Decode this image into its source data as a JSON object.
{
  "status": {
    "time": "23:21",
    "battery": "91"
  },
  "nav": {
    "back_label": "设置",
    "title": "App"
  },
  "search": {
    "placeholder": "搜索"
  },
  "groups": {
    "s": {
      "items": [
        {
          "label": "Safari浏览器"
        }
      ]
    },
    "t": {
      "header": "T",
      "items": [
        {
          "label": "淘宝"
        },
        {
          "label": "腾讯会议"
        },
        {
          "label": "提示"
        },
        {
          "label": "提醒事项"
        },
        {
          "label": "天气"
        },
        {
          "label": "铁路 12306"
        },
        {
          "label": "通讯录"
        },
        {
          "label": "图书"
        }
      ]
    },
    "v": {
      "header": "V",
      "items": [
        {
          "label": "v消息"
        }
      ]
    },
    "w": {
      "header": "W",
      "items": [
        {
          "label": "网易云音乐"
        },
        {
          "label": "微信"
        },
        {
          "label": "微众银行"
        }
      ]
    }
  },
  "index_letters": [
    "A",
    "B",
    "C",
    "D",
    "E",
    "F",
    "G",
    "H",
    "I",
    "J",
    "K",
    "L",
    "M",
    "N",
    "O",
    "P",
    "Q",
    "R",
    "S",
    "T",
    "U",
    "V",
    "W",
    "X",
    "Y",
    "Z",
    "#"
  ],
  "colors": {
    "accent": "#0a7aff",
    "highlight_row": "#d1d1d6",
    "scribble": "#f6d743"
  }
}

◇ ◇ ◇ ◇ ◇

What you should do:
Please reproduce every line of the material word for word.

Solution:
Decode this image into its source data as a JSON object.
{
  "status": {
    "time": "23:21",
    "battery": "91"
  },
  "nav": {
    "back_label": "设置",
    "title": "App"
  },
  "search": {
    "placeholder": "搜索"
  },
  "groups": {
    "s": {
      "items": [
        {
          "label": "Safari浏览器"
        }
      ]
    },
    "t": {
      "header": "T",
      "items": [
        {
          "label": "淘宝"
        },
        {
          "label": "腾讯会议"
        },
        {
          "label": "提示"
        },
        {
          "label": "提醒事项"
        },
        {
          "label": "天气"
        },
        {
          "label": "铁路 12306"
        },
        {
          "label": "通讯录"
        },
        {
          "label": "图书"
        }
      ]
    },
    "v": {
      "header": "V",
      "items": [
        {
          "label": "v消息"
        }
      ]
    },
    "w": {
      "header": "W",
      "items": [
        {
          "label": "网易云音乐"
        },
        {
          "label": "微信"
        },
        {
          "label": "微众银行"
        }
      ]
    }
  },
  "index_letters": [
    "A",
    "B",
    "C",
    "D",
    "E",
    "F",
    "G",
    "H",
    "I",
    "J",
    "K",
    "L",
    "M",
    "N",
    "O",
    "P",
    "Q",
    "R",
    "S",
    "T",
    "U",
    "V",
    "W",
    "X",
    "Y",
    "Z",
    "#"
  ],
  "colors": {
    "accent": "#0a7aff",
    "highlight_row": "#d1d1d6",
    "scribble": "#f6d743"
  }
}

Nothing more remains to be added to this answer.